What the task requires: Rewrite the rows from the one containing "tab-application[interactable]: заявление —" down to the one containing "more-vertical-icon — [602, 87, 608, 115]" as a numbered list, both of those rows included and any blank lines omitted.

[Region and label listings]
++++++

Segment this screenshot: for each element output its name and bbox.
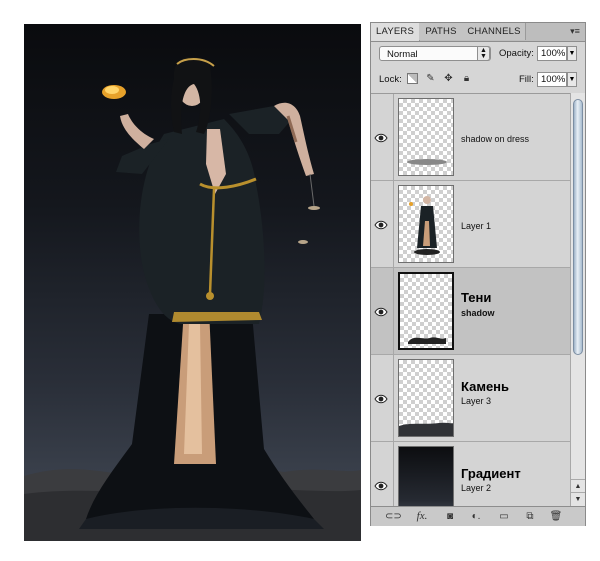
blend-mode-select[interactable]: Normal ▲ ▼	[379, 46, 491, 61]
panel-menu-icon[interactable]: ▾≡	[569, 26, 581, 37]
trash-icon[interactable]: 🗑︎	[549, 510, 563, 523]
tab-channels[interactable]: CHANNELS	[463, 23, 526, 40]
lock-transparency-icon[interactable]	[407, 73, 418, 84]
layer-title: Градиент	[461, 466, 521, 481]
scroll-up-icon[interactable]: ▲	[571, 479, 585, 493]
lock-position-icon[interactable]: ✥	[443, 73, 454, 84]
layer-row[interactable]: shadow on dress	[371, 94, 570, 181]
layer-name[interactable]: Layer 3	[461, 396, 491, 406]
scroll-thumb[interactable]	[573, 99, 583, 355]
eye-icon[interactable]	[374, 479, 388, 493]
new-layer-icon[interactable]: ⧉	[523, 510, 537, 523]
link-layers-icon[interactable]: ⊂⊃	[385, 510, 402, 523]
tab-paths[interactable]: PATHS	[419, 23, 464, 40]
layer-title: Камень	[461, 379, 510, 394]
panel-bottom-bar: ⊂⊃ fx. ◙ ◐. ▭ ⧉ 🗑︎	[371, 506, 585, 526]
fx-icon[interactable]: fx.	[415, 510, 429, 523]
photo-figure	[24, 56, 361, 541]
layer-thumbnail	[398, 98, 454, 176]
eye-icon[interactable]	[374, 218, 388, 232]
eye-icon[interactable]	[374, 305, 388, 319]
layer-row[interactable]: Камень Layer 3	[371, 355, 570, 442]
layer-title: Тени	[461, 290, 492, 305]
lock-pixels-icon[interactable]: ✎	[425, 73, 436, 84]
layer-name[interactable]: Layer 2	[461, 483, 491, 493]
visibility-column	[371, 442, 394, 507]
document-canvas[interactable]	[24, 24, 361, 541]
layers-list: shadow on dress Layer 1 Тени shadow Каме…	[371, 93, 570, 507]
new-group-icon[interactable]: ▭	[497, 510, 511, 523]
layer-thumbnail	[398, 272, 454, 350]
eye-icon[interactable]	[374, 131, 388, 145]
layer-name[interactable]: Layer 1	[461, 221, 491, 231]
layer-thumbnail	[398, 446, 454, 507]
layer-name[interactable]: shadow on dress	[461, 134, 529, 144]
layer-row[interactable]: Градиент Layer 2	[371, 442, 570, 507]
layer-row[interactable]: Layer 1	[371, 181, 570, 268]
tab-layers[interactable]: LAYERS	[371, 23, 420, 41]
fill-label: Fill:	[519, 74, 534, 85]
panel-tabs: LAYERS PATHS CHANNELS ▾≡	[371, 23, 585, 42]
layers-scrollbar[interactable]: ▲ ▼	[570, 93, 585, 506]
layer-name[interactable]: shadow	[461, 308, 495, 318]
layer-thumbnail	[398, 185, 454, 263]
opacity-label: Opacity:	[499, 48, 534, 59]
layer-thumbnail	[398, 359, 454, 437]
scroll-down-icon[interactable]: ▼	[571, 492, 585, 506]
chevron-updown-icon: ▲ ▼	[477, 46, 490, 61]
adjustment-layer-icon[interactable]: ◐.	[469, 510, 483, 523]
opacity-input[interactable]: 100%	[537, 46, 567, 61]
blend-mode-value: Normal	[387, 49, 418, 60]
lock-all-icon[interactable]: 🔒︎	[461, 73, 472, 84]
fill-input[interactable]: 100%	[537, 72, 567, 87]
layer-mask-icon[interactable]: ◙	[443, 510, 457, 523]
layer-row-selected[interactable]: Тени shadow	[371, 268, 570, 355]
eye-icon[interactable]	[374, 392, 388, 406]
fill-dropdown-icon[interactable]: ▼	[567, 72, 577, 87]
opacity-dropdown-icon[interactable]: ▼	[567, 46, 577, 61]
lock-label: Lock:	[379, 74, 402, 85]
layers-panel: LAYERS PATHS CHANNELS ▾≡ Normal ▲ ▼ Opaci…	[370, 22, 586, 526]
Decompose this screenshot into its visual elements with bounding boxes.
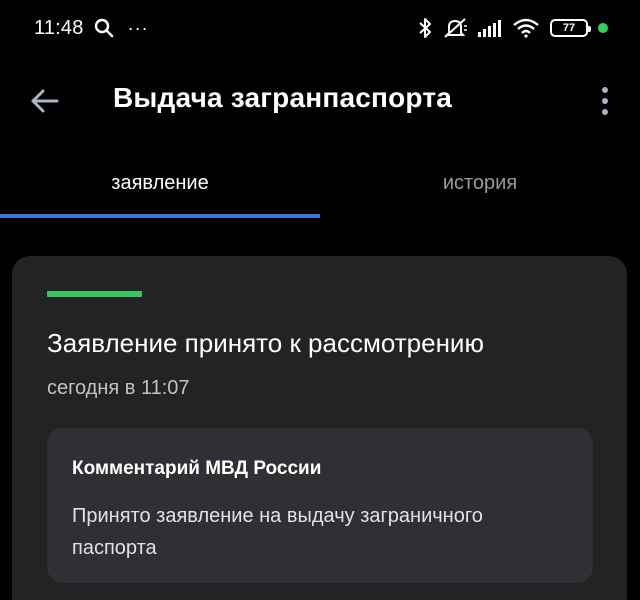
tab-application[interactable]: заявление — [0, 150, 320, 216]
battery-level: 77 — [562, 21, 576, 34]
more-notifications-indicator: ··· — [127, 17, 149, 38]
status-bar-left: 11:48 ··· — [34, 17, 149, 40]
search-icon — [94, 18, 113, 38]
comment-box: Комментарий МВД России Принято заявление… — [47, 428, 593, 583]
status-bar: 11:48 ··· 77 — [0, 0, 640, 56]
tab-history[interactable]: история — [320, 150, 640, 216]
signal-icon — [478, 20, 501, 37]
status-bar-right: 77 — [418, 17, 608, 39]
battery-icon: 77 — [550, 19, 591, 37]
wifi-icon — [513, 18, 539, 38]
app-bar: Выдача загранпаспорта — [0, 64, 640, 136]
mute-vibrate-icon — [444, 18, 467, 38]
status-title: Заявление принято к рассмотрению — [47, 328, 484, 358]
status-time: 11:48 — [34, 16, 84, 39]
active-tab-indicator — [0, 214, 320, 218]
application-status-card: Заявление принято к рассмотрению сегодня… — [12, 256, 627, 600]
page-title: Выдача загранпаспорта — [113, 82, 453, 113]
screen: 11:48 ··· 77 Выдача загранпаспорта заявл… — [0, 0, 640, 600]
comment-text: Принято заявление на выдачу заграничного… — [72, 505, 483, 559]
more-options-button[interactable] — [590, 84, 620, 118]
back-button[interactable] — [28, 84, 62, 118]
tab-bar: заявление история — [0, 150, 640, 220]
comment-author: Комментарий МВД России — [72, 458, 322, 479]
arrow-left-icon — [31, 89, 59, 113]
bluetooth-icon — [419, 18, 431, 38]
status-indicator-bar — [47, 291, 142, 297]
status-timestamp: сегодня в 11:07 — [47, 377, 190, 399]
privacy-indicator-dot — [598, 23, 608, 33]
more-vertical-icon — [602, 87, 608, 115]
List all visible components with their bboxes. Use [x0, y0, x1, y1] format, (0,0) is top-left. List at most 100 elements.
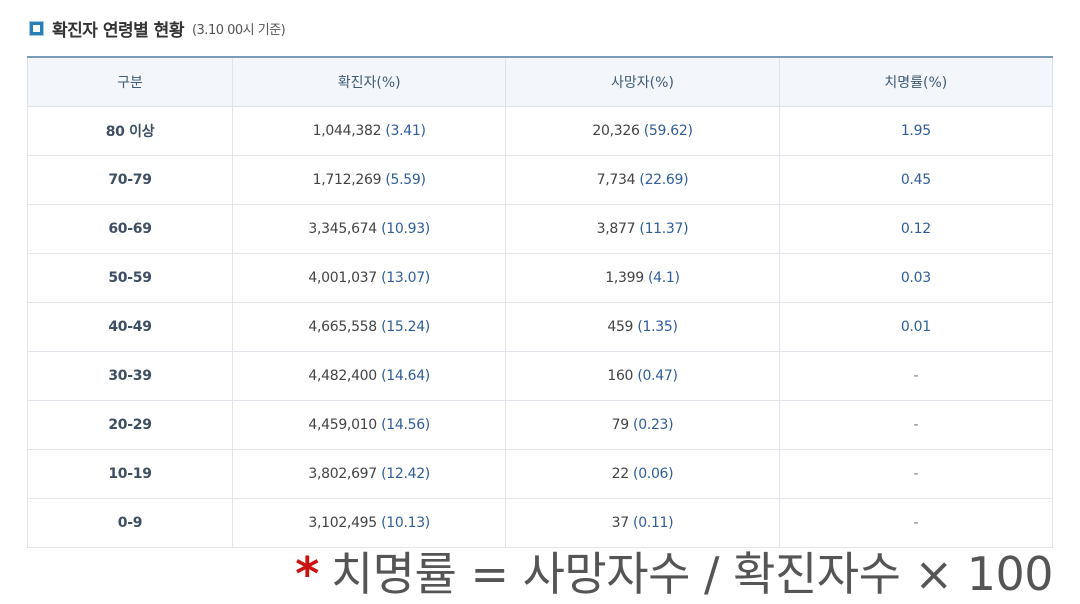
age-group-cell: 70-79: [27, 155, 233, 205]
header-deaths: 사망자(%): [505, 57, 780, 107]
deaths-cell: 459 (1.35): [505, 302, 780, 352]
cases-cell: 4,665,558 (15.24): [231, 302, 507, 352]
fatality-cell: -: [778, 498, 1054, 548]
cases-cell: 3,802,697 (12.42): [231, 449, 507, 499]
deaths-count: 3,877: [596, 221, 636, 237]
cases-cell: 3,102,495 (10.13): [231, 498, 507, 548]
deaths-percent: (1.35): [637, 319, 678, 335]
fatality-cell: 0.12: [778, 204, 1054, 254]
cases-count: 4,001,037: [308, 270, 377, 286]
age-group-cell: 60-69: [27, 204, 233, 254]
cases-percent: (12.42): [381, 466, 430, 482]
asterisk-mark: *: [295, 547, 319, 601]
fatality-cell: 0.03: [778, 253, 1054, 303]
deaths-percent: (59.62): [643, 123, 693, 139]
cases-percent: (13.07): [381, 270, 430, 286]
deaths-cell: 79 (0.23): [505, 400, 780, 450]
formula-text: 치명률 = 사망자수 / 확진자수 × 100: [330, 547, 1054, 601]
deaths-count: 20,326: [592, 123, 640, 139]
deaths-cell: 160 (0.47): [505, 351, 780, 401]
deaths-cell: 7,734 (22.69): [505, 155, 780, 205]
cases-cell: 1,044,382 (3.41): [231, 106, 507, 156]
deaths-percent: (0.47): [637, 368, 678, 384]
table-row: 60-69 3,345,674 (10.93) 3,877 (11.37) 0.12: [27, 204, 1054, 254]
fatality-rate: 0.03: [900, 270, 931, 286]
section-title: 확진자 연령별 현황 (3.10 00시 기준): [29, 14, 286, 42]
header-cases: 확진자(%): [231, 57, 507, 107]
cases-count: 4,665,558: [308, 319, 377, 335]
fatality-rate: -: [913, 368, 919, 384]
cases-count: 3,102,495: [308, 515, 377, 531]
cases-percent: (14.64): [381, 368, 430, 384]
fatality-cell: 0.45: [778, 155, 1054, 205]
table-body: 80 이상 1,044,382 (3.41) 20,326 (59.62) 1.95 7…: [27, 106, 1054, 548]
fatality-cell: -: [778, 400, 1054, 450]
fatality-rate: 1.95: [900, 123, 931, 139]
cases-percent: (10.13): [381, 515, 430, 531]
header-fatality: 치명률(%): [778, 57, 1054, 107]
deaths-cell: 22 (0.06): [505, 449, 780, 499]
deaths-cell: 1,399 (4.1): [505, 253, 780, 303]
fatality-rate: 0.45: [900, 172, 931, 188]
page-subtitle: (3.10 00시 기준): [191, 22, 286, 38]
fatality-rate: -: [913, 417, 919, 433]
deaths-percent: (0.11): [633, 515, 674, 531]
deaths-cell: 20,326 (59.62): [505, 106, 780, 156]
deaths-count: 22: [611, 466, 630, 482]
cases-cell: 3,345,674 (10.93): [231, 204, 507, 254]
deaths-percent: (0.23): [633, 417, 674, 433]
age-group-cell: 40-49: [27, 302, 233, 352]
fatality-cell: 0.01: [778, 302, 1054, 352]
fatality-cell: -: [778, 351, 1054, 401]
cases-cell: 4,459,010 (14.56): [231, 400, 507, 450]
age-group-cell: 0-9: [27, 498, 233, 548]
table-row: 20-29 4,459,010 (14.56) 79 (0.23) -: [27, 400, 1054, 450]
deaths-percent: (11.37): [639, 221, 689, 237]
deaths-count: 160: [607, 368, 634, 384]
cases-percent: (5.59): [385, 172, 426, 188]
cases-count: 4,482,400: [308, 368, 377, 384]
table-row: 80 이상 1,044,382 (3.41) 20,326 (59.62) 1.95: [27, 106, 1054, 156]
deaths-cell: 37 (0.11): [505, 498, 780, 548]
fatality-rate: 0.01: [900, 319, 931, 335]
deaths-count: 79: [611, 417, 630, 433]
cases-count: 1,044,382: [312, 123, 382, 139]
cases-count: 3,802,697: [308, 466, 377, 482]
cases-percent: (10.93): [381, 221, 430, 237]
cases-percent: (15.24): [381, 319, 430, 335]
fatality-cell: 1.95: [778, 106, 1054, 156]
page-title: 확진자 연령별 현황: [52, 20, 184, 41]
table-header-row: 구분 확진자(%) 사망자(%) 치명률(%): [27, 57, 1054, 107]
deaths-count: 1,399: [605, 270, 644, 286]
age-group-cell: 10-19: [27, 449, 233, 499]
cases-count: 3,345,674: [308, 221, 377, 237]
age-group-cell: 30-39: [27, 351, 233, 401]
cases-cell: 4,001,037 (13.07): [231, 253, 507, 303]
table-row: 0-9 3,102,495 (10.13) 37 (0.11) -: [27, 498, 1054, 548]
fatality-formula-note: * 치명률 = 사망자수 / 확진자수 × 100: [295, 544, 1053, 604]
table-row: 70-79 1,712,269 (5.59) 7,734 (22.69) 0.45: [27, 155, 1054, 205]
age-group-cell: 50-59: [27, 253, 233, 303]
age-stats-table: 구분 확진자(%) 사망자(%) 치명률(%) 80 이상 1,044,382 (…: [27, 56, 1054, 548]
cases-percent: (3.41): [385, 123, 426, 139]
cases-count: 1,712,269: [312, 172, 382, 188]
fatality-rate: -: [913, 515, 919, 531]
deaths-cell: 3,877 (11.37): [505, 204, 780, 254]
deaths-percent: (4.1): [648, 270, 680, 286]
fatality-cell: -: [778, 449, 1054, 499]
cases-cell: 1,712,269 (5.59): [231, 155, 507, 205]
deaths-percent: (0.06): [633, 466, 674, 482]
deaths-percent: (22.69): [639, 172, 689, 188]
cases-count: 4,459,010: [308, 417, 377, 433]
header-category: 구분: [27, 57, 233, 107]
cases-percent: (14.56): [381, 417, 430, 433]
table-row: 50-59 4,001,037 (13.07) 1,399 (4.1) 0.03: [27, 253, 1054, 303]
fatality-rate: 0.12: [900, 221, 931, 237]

++++++

Complete response:
1. tab-application[interactable]: заявление — [0, 150, 320, 216]
2. battery-level: 77 — [562, 21, 576, 34]
3. more-notifications-indicator: ··· — [127, 17, 149, 38]
4. status-bar-left: 11:48 ··· — [34, 17, 149, 40]
5. search-icon — [94, 18, 113, 38]
6. comment-box: Комментарий МВД России Принято заявление… — [47, 428, 593, 583]
7. status-bar: 11:48 ··· 77 — [0, 0, 640, 56]
8. tab-history[interactable]: история — [320, 150, 640, 216]
9. signal-icon — [478, 20, 501, 37]
10. status-bar-right: 77 — [418, 17, 608, 39]
11. battery-icon: 77 — [550, 19, 591, 37]
12. wifi-icon — [513, 18, 539, 38]
13. app-bar: Выдача загранпаспорта — [0, 64, 640, 136]
14. mute-vibrate-icon — [444, 18, 467, 38]
15. status-title: Заявление принято к рассмотрению — [47, 328, 484, 358]
16. status-time: 11:48 — [34, 16, 84, 39]
17. active-tab-indicator — [0, 214, 320, 218]
18. application-status-card: Заявление принято к рассмотрению сегодня… — [12, 256, 627, 600]
19. page-title: Выдача загранпаспорта — [113, 82, 453, 113]
20. screen: 11:48 ··· 77 Выдача загранпаспорта заявл… — [0, 0, 640, 600]
21. comment-text: Принято заявление на выдачу заграничного… — [72, 505, 483, 559]
22. more-options-button[interactable] — [590, 84, 620, 118]
23. back-button[interactable] — [28, 84, 62, 118]
24. tab-bar: заявление история — [0, 150, 640, 220]
25. comment-author: Комментарий МВД России — [72, 458, 322, 479]
26. arrow-left-icon — [31, 89, 59, 113]
27. bluetooth-icon — [419, 18, 431, 38]
28. status-indicator-bar — [47, 291, 142, 297]
29. status-timestamp: сегодня в 11:07 — [47, 377, 190, 399]
30. privacy-indicator-dot — [598, 23, 608, 33]
31. more-vertical-icon — [602, 87, 608, 115]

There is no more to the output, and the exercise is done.